Check each line of the material. Copy those containing "erhalten".

· · ·

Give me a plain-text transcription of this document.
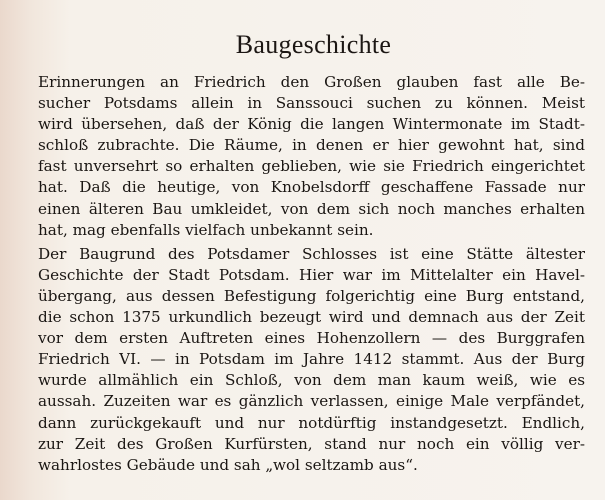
Baugeschichte
Erinnerungen an Friedrich den Großen glauben fast alle Be-
sucher Potsdams allein in Sanssouci suchen zu können. Meist
wird übersehen, daß der König die langen Wintermonate im Stadt-
schloß zubrachte. Die Räume, in denen er hier gewohnt hat, sind
fast unversehrt so erhalten geblieben, wie sie Friedrich eingerichtet
hat. Daß die heutige, von Knobelsdorff geschaffene Fassade nur
einen älteren Bau umkleidet, von dem sich noch manches erhalten
hat, mag ebenfalls vielfach unbekannt sein.
Der Baugrund des Potsdamer Schlosses ist eine Stätte ältester
Geschichte der Stadt Potsdam. Hier war im Mittelalter ein Havel-
übergang, aus dessen Befestigung folgerichtig eine Burg entstand,
die schon 1375 urkundlich bezeugt wird und demnach aus der Zeit
vor dem ersten Auftreten eines Hohenzollern — des Burggrafen
Friedrich VI. — in Potsdam im Jahre 1412 stammt. Aus der Burg
wurde allmählich ein Schloß, von dem man kaum weiß, wie es
aussah. Zuzeiten war es gänzlich verlassen, einige Male verpfändet,
dann zurückgekauft und nur notdürftig instandgesetzt. Endlich,
zur Zeit des Großen Kurfürsten, stand nur noch ein völlig ver-
wahrlostes Gebäude und sah „wol seltzamb aus“.
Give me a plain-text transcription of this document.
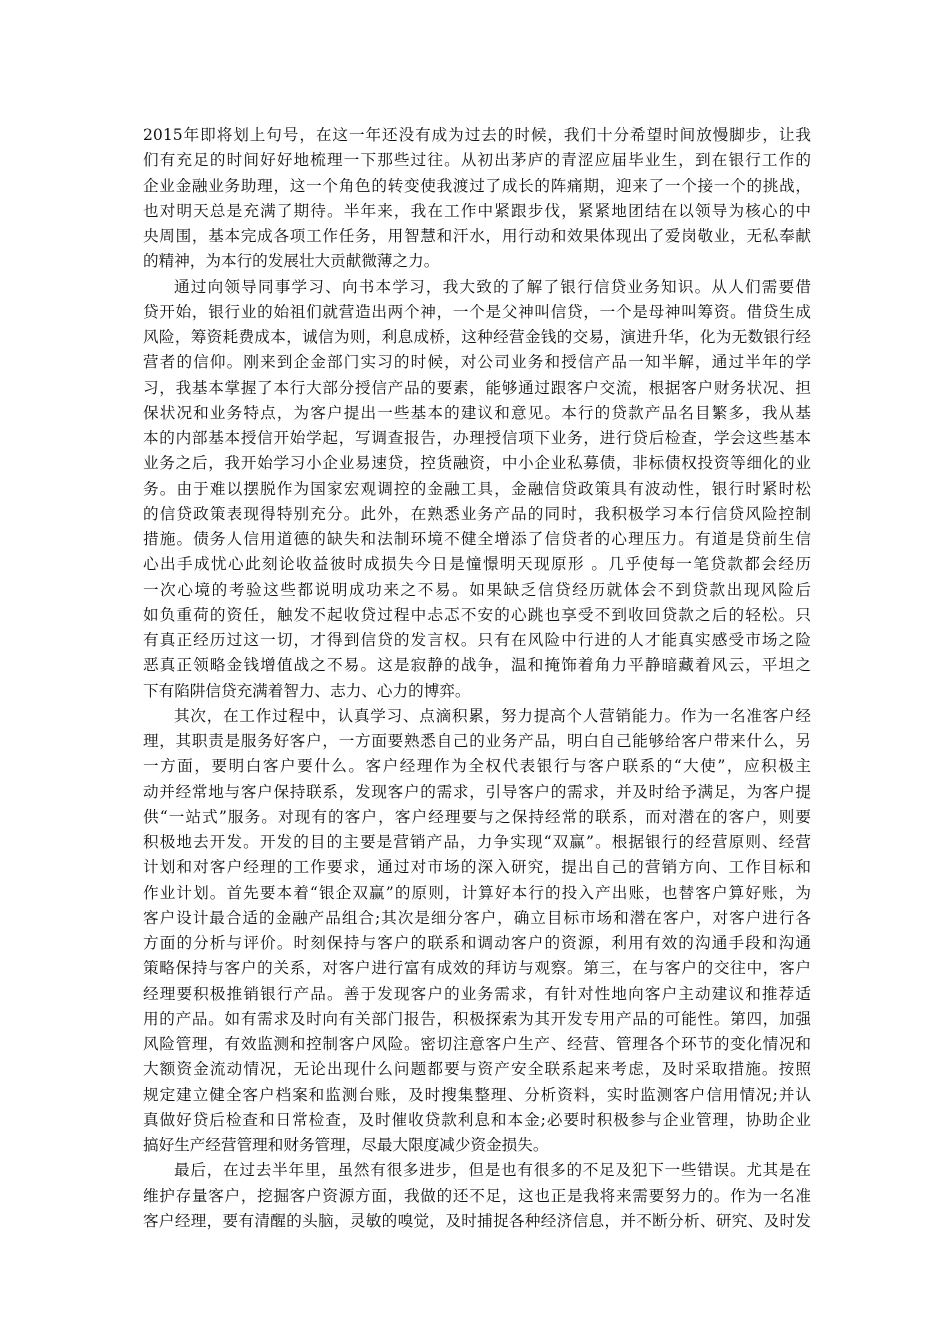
2015年即将划上句号，在这一年还没有成为过去的时候，我们十分希望时间放慢脚步，让我
们有充足的时间好好地梳理一下那些过往。从初出茅庐的青涩应届毕业生，到在银行工作的
企业金融业务助理，这一个角色的转变使我渡过了成长的阵痛期，迎来了一个接一个的挑战，
也对明天总是充满了期待。半年来，我在工作中紧跟步伐，紧紧地团结在以领导为核心的中
央周围，基本完成各项工作任务，用智慧和汗水，用行动和效果体现出了爱岗敬业，无私奉献
的精神，为本行的发展壮大贡献微薄之力。
通过向领导同事学习、向书本学习，我大致的了解了银行信贷业务知识。从人们需要借
贷开始，银行业的始祖们就营造出两个神，一个是父神叫信贷，一个是母神叫筹资。借贷生成
风险，筹资耗费成本，诚信为则，利息成桥，这种经营金钱的交易，演进升华，化为无数银行经
营者的信仰。刚来到企金部门实习的时候，对公司业务和授信产品一知半解，通过半年的学
习，我基本掌握了本行大部分授信产品的要素，能够通过跟客户交流，根据客户财务状况、担
保状况和业务特点，为客户提出一些基本的建议和意见。本行的贷款产品名目繁多，我从基
本的内部基本授信开始学起，写调查报告，办理授信项下业务，进行贷后检查，学会这些基本
业务之后，我开始学习小企业易速贷，控货融资，中小企业私募债，非标债权投资等细化的业
务。由于难以摆脱作为国家宏观调控的金融工具，金融信贷政策具有波动性，银行时紧时松
的信贷政策表现得特别充分。此外，在熟悉业务产品的同时，我积极学习本行信贷风险控制
措施。债务人信用道德的缺失和法制环境不健全增添了信贷者的心理压力。有道是贷前生信
心出手成忧心此刻论收益彼时成损失今日是憧憬明天现原形 。几乎使每一笔贷款都会经历
一次心境的考验这些都说明成功来之不易。如果缺乏信贷经历就体会不到贷款出现风险后
如负重荷的资任，触发不起收贷过程中忐忑不安的心跳也享受不到收回贷款之后的轻松。只
有真正经历过这一切，才得到信贷的发言权。只有在风险中行进的人才能真实感受市场之险
恶真正领略金钱增值战之不易。这是寂静的战争，温和掩饰着角力平静暗藏着风云，平坦之
下有陷阱信贷充满着智力、志力、心力的博弈。
其次，在工作过程中，认真学习、点滴积累，努力提高个人营销能力。作为一名准客户经
理，其职责是服务好客户，一方面要熟悉自己的业务产品，明白自己能够给客户带来什么，另
一方面，要明白客户要什么。客户经理作为全权代表银行与客户联系的“大使”，应积极主
动并经常地与客户保持联系，发现客户的需求，引导客户的需求，并及时给予满足，为客户提
供“一站式”服务。对现有的客户，客户经理要与之保持经常的联系，而对潜在的客户，则要
积极地去开发。开发的目的主要是营销产品，力争实现“双赢”。根据银行的经营原则、经营
计划和对客户经理的工作要求，通过对市场的深入研究，提出自己的营销方向、工作目标和
作业计划。首先要本着“银企双赢”的原则，计算好本行的投入产出账，也替客户算好账，为
客户设计最合适的金融产品组合;其次是细分客户，确立目标市场和潜在客户，对客户进行各
方面的分析与评价。时刻保持与客户的联系和调动客户的资源，利用有效的沟通手段和沟通
策略保持与客户的关系，对客户进行富有成效的拜访与观察。第三，在与客户的交往中，客户
经理要积极推销银行产品。善于发现客户的业务需求，有针对性地向客户主动建议和推荐适
用的产品。如有需求及时向有关部门报告，积极探索为其开发专用产品的可能性。第四，加强
风险管理，有效监测和控制客户风险。密切注意客户生产、经营、管理各个环节的变化情况和
大额资金流动情况，无论出现什么问题都要与资产安全联系起来考虑，及时采取措施。按照
规定建立健全客户档案和监测台账，及时搜集整理、分析资料，实时监测客户信用情况;并认
真做好贷后检查和日常检查，及时催收贷款利息和本金;必要时积极参与企业管理，协助企业
搞好生产经营管理和财务管理，尽最大限度减少资金损失。
最后，在过去半年里，虽然有很多进步，但是也有很多的不足及犯下一些错误。尤其是在
维护存量客户，挖掘客户资源方面，我做的还不足，这也正是我将来需要努力的。作为一名准
客户经理，要有清醒的头脑，灵敏的嗅觉，及时捕捉各种经济信息，并不断分析、研究、及时发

· · ·

> **Answer to the exercise**
fast unversehrt so erhalten geblieben, wie sie Friedrich eingerichtet
einen älteren Bau umkleidet, von dem sich noch manches erhalten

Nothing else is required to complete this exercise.